DATA TO PROCESS →
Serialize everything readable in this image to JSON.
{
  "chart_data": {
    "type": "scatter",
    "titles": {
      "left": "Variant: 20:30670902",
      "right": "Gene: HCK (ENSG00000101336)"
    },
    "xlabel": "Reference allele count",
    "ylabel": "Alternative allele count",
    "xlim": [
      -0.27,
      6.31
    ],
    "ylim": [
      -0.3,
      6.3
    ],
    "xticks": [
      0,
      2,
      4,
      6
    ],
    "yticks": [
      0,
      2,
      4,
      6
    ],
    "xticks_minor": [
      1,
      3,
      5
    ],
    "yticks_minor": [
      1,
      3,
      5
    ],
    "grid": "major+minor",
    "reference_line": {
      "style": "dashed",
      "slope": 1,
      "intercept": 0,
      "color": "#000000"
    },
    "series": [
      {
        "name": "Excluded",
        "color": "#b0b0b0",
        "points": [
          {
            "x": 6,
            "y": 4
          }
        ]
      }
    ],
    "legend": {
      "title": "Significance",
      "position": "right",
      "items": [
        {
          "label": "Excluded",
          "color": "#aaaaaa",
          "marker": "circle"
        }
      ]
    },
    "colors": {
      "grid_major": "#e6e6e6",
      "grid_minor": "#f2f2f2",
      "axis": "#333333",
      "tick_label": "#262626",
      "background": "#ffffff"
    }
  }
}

WORK INSTRUCTIONS → Above are the records. Identify each line that contains the word "right".

CORRECT OUTPUT →
      "right": "Gene: HCK (ENSG00000101336)"
      "position": "right",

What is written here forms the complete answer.